Draw out every line with the word "compound" from the listing below.

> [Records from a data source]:
----
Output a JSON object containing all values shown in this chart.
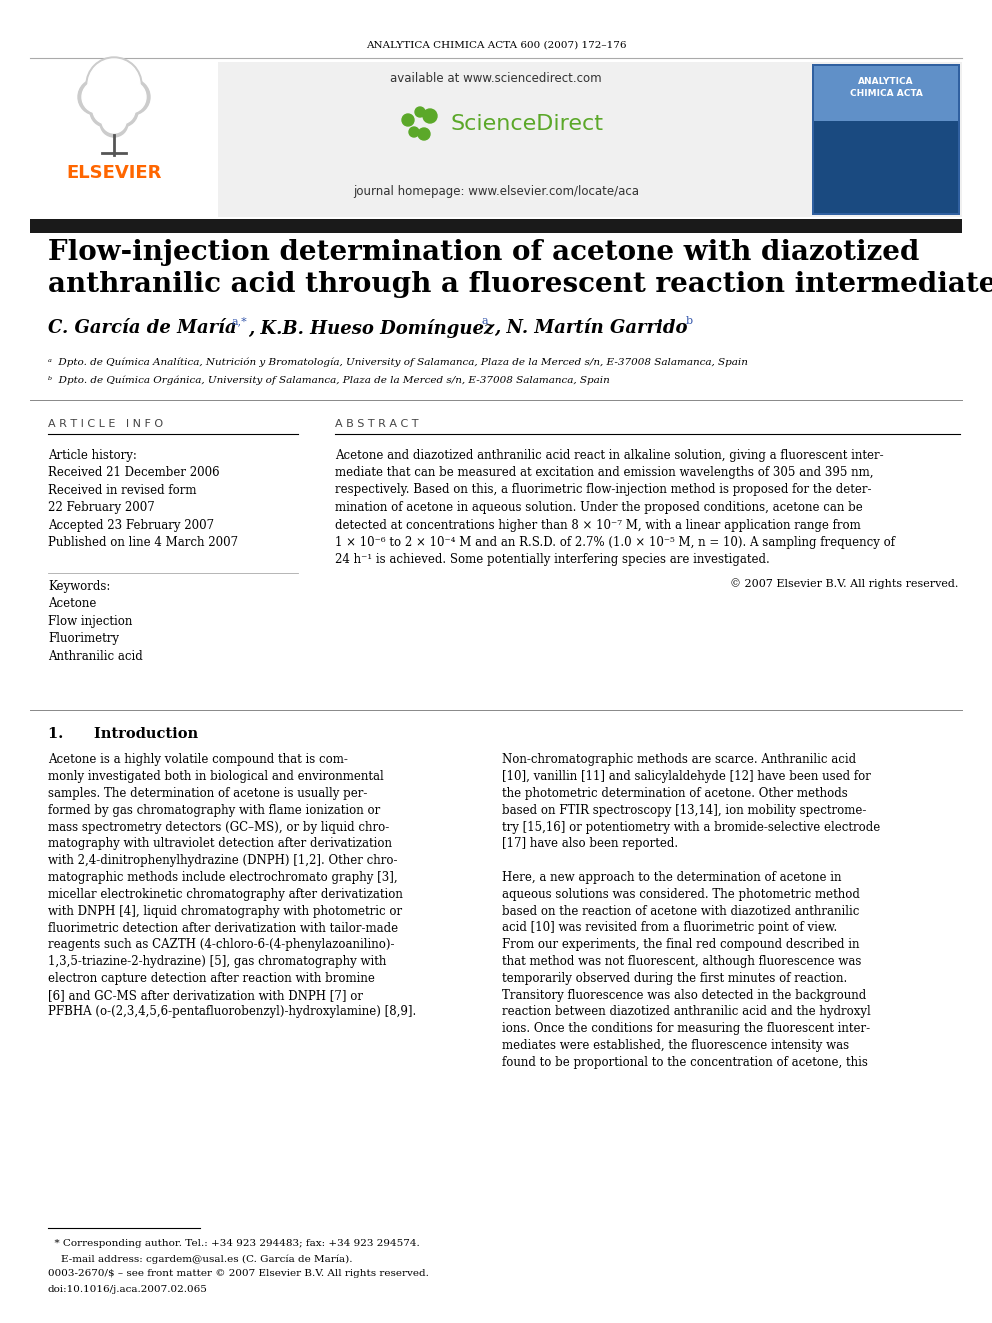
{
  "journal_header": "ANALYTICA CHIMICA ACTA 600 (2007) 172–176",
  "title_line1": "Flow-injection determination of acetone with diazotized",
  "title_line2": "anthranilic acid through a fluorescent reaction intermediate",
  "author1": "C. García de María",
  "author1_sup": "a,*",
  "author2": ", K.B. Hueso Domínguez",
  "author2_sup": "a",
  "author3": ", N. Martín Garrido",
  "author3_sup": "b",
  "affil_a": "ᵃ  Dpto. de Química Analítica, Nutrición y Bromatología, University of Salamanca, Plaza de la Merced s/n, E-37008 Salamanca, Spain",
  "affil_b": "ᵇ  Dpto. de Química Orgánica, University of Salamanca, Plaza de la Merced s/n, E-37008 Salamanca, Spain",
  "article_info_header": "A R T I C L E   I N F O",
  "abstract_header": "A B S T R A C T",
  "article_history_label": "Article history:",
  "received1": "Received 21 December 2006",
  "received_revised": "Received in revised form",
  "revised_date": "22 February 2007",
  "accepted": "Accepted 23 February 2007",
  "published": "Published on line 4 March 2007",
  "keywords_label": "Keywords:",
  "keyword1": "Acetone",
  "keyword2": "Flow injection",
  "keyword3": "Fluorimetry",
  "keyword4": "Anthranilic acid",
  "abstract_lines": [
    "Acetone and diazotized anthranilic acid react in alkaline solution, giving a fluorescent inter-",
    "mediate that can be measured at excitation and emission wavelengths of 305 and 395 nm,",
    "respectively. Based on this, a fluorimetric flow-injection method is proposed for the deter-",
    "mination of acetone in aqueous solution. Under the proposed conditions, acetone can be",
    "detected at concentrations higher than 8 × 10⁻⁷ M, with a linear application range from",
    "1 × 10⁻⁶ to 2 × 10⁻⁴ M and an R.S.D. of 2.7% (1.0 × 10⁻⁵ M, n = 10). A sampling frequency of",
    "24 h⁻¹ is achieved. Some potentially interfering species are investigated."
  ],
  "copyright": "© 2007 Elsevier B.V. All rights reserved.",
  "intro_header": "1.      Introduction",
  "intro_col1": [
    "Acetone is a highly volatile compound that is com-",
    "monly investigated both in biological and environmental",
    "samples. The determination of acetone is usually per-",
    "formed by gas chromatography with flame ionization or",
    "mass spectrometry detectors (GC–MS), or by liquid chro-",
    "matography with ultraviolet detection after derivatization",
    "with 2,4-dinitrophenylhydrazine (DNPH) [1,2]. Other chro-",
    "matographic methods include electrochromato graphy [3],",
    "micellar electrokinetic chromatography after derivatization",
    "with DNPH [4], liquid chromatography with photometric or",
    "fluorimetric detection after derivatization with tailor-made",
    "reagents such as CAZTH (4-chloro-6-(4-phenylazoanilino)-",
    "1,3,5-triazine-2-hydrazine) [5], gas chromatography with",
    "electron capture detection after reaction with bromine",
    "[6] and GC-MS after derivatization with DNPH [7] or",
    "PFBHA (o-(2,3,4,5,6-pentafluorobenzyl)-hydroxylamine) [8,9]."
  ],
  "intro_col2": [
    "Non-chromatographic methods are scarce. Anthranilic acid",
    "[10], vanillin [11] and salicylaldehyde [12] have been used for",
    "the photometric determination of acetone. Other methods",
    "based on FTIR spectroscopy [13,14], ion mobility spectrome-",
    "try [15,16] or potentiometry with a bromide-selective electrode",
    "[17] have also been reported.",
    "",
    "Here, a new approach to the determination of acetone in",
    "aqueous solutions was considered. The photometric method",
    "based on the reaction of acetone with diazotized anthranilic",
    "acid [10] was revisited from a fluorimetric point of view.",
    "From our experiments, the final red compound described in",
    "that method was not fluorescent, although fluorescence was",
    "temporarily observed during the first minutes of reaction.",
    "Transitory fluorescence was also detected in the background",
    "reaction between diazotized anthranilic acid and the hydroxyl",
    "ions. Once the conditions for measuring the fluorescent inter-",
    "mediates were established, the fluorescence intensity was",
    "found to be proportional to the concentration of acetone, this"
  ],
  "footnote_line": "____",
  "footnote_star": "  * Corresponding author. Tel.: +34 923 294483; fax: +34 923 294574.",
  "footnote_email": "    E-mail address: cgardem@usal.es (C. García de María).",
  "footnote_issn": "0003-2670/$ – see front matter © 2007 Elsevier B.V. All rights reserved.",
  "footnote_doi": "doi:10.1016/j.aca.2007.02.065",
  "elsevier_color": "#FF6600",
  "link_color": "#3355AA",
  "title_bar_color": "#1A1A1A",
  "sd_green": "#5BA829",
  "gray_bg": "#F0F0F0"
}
----
> [Answer to the task]:
    "Acetone is a highly volatile compound that is com-",
    "From our experiments, the final red compound described in",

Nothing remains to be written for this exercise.